— TASK DIRECTIONS —
Only the lines holding the string "coding" are needed. Copy each one.

─── RECORDED DATA ───

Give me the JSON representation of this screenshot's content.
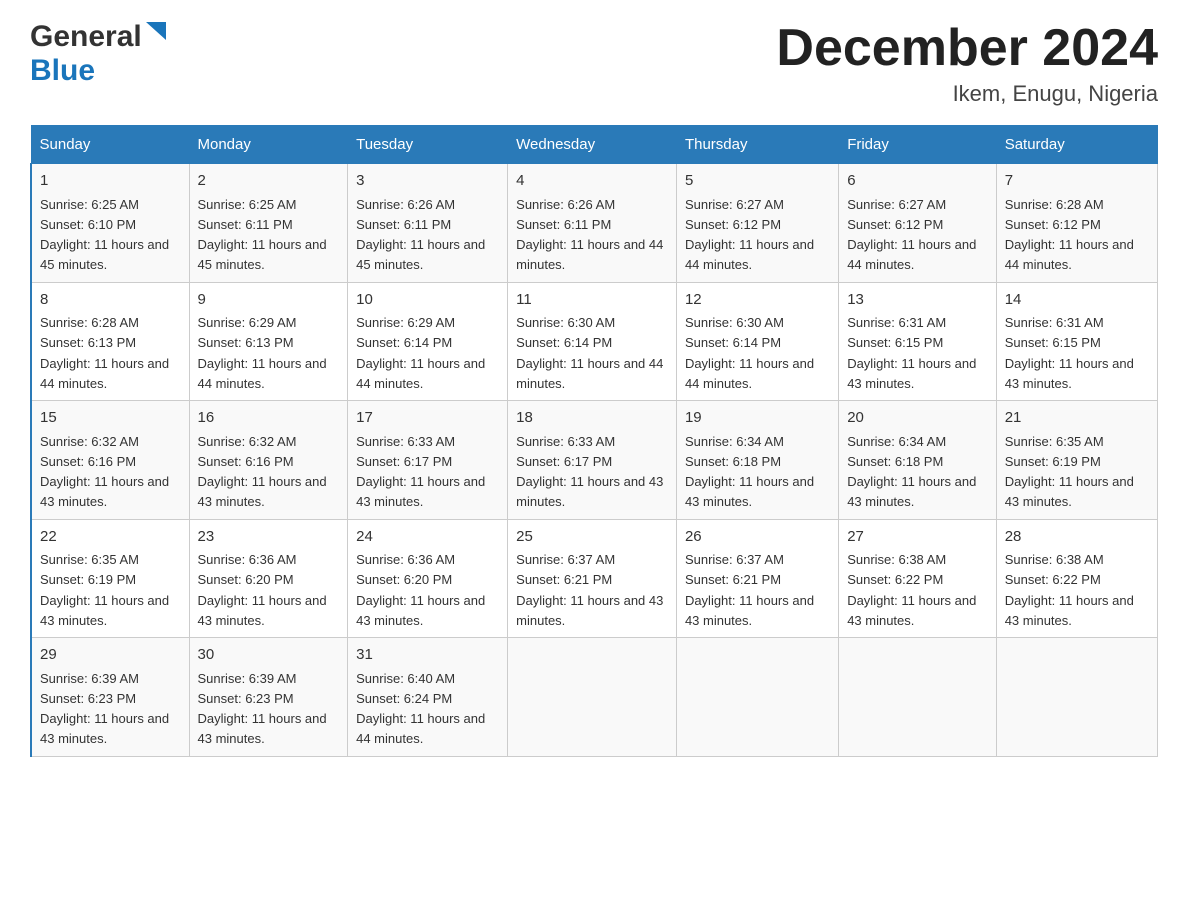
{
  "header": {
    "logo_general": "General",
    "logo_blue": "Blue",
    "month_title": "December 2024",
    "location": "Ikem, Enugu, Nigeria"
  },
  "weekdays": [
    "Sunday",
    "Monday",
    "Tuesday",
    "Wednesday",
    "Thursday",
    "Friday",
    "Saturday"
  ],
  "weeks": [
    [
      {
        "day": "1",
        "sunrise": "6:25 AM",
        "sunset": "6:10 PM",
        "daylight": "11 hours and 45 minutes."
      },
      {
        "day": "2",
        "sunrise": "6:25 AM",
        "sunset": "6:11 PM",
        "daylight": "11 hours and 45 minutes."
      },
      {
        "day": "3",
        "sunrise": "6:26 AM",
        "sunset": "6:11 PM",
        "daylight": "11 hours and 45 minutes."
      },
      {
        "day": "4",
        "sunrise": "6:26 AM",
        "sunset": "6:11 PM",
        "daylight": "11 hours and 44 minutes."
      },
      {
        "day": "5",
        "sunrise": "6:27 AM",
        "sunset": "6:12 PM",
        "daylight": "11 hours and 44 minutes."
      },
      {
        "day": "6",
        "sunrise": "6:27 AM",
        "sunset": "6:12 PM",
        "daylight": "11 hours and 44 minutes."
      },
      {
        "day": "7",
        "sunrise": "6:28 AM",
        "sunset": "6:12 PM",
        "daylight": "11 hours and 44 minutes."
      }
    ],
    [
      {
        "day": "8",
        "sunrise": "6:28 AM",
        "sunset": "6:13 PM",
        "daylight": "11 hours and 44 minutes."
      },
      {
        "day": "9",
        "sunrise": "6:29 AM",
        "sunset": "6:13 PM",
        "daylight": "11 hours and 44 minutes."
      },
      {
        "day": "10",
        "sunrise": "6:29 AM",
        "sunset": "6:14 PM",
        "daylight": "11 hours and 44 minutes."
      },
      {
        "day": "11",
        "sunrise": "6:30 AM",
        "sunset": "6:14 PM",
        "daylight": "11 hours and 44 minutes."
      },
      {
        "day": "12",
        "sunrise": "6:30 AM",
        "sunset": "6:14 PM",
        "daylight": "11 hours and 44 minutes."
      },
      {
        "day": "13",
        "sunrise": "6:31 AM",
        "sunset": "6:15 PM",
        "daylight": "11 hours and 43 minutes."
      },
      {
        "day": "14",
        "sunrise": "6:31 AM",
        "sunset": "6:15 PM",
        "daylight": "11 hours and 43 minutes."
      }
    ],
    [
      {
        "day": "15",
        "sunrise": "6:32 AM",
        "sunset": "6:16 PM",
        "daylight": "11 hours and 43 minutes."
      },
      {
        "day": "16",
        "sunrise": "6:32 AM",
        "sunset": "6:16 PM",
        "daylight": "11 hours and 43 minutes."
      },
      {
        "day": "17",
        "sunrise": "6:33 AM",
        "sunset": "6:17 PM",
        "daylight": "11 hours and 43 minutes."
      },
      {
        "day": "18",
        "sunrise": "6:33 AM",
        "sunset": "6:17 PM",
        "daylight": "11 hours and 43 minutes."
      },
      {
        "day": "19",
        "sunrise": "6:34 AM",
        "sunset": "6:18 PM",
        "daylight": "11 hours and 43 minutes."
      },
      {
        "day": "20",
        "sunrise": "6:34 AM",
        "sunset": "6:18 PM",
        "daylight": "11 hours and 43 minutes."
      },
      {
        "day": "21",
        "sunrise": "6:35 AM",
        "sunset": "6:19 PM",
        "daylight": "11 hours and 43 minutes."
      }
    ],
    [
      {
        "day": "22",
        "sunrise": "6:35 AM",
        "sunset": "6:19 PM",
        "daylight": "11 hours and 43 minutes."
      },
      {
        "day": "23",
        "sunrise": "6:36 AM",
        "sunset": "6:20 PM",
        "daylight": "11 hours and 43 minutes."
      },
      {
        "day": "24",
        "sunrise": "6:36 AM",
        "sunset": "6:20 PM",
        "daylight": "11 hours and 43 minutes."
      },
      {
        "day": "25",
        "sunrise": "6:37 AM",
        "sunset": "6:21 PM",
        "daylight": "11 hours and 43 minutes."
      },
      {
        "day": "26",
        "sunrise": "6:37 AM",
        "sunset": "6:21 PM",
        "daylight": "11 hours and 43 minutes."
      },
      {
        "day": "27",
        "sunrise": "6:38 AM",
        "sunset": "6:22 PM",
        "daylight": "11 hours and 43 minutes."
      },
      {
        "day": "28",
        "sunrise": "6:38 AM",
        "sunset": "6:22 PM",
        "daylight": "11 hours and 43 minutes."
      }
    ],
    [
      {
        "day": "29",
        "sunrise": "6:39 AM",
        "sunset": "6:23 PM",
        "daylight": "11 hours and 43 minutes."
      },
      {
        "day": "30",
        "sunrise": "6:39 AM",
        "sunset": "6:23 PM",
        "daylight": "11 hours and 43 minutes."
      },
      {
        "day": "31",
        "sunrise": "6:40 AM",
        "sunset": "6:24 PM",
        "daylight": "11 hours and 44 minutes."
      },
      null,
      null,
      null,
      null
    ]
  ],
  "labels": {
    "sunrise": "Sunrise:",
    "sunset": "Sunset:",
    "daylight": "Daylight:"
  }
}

───
─── RECORDED DATA ───

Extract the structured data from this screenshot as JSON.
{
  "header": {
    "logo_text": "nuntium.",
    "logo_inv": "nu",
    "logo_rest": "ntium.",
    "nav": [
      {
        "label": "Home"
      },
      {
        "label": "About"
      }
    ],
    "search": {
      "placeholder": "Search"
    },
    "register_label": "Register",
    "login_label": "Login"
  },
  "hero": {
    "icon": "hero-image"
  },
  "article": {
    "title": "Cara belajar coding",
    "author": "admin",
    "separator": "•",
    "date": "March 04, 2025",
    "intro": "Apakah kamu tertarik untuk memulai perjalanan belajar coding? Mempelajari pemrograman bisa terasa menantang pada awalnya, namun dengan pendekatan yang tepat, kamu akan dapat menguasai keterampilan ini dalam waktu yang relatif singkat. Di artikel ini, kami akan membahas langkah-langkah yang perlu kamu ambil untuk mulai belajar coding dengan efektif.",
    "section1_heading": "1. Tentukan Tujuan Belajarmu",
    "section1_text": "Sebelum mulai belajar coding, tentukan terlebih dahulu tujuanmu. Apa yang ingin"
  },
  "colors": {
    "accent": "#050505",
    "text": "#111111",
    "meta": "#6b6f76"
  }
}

───

— REPLY TO THE TASK —
    "title": "Cara belajar coding",
    "intro": "Apakah kamu tertarik untuk memulai perjalanan belajar coding? Mempelajari pemrograman bisa terasa menantang pada awalnya, namun dengan pendekatan yang tepat, kamu akan dapat menguasai keterampilan ini dalam waktu yang relatif singkat. Di artikel ini, kami akan membahas langkah-langkah yang perlu kamu ambil untuk mulai belajar coding dengan efektif.",
    "section1_text": "Sebelum mulai belajar coding, tentukan terlebih dahulu tujuanmu. Apa yang ingin"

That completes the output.